● TASK INPUTS
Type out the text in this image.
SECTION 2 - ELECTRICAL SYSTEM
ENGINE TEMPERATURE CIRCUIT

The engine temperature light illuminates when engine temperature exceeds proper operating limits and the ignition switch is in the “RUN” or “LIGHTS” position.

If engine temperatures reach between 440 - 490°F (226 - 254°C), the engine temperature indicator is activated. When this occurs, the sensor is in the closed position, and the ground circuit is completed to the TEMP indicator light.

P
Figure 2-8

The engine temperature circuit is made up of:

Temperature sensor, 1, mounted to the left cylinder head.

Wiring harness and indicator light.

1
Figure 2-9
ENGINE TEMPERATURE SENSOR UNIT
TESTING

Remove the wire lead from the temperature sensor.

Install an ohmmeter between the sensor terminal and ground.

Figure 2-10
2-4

● WRITTEN PROBLEM
Repeat the records above exactly, from the first line to the last.

● REPLY
Type out the text in this image.
SECTION 2 - ELECTRICAL SYSTEM
ENGINE TEMPERATURE CIRCUIT

The engine temperature light illuminates when engine temperature exceeds proper operating limits and the ignition switch is in the “RUN” or “LIGHTS” position.

If engine temperatures reach between 440 - 490°F (226 - 254°C), the engine temperature indicator is activated. When this occurs, the sensor is in the closed position, and the ground circuit is completed to the TEMP indicator light.

P
Figure 2-8

The engine temperature circuit is made up of:

Temperature sensor, 1, mounted to the left cylinder head.

Wiring harness and indicator light.

1
Figure 2-9
ENGINE TEMPERATURE SENSOR UNIT
TESTING

Remove the wire lead from the temperature sensor.

Install an ohmmeter between the sensor terminal and ground.

Figure 2-10
2-4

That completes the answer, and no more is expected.